• [What to work on]: Take each line containing the word "hoch" and copy it.

[Data listing]
START

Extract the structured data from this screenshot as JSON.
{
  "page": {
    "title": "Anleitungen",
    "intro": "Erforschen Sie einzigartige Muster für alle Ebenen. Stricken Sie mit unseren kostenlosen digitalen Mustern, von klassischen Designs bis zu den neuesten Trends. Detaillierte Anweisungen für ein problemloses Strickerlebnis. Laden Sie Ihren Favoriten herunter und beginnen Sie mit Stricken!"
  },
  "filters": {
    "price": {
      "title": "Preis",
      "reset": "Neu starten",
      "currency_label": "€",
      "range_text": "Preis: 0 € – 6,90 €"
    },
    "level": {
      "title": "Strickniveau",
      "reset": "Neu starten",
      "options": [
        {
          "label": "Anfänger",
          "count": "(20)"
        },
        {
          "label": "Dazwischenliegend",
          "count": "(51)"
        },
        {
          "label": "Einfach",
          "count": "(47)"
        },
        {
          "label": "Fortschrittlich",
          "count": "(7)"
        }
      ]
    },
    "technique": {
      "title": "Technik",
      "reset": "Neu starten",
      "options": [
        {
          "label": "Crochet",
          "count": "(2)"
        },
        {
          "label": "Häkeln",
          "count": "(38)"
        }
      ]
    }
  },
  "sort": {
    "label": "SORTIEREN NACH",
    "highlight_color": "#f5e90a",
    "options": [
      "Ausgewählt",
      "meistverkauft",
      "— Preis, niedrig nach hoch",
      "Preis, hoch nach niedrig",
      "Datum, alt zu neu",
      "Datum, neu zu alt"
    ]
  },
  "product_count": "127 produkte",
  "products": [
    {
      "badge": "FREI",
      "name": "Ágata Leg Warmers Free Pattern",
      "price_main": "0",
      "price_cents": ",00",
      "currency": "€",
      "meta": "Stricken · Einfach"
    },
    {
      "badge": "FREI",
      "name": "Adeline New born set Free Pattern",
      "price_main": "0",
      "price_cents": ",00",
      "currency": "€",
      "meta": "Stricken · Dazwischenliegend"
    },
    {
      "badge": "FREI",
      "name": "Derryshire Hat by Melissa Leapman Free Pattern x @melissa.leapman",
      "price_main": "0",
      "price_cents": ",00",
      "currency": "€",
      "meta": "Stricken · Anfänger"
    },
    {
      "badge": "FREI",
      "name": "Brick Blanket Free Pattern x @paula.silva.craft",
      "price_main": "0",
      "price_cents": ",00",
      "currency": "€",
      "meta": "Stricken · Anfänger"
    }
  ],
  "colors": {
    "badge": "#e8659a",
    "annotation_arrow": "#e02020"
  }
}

END

• [The reply]:
      "— Preis, niedrig nach hoch",
      "Preis, hoch nach niedrig",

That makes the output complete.